Work to complete:
Copy out each line that includes the word "حالة".

Input rows:
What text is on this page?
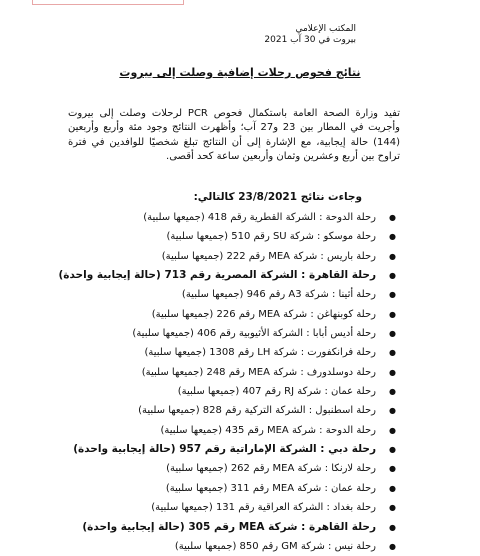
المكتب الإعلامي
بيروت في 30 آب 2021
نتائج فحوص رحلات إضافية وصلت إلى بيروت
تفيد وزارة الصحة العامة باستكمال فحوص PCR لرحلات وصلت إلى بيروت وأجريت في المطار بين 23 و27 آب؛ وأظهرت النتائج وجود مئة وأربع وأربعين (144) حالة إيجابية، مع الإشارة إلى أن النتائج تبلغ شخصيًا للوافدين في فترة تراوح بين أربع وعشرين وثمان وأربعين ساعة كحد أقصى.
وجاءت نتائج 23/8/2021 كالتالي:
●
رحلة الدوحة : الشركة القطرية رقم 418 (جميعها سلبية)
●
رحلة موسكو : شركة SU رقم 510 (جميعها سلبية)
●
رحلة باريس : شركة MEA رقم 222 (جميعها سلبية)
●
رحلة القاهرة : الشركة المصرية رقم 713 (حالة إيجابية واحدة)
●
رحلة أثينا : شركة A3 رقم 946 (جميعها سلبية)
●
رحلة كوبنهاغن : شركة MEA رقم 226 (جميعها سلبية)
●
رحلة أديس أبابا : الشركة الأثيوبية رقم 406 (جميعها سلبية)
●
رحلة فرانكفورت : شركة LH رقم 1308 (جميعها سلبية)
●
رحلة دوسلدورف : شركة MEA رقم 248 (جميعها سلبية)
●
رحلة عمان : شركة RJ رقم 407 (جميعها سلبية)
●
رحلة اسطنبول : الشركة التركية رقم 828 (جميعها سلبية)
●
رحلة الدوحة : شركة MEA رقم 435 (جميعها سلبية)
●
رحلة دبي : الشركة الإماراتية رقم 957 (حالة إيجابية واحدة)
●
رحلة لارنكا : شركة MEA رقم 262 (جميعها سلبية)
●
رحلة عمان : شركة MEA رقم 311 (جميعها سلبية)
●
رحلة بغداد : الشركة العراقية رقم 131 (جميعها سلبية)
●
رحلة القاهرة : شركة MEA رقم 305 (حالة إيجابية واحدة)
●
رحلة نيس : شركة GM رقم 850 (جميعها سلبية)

Answer for this exercise:
تفيد وزارة الصحة العامة باستكمال فحوص PCR لرحلات وصلت إلى بيروت وأجريت في المطار بين 23 و27 آب؛ وأظهرت النتائج وجود مئة وأربع وأربعين (144) حالة إيجابية، مع الإشارة إلى أن النتائج تبلغ شخصيًا للوافدين في فترة تراوح بين أربع وعشرين وثمان وأربعين ساعة كحد أقصى.
رحلة القاهرة : الشركة المصرية رقم 713 (حالة إيجابية واحدة)
رحلة دبي : الشركة الإماراتية رقم 957 (حالة إيجابية واحدة)
رحلة القاهرة : شركة MEA رقم 305 (حالة إيجابية واحدة)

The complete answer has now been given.